## REQUIRED WORK
Write out the whole listing exactly as it stands.

— START MATERIAL SUPPLIED —

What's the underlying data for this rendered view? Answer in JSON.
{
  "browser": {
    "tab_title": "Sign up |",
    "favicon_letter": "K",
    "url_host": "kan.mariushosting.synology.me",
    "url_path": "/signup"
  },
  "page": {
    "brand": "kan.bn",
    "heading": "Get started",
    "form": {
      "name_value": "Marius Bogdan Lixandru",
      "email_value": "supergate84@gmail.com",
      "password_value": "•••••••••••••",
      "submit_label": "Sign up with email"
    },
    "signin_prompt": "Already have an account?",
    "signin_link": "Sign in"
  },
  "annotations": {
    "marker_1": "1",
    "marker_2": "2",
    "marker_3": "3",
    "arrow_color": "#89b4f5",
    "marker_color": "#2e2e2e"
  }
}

— END MATERIAL SUPPLIED —

## COMPLETE ANSWER
What's the underlying data for this rendered view? Answer in JSON.
{
  "browser": {
    "tab_title": "Sign up |",
    "favicon_letter": "K",
    "url_host": "kan.mariushosting.synology.me",
    "url_path": "/signup"
  },
  "page": {
    "brand": "kan.bn",
    "heading": "Get started",
    "form": {
      "name_value": "Marius Bogdan Lixandru",
      "email_value": "supergate84@gmail.com",
      "password_value": "•••••••••••••",
      "submit_label": "Sign up with email"
    },
    "signin_prompt": "Already have an account?",
    "signin_link": "Sign in"
  },
  "annotations": {
    "marker_1": "1",
    "marker_2": "2",
    "marker_3": "3",
    "arrow_color": "#89b4f5",
    "marker_color": "#2e2e2e"
  }
}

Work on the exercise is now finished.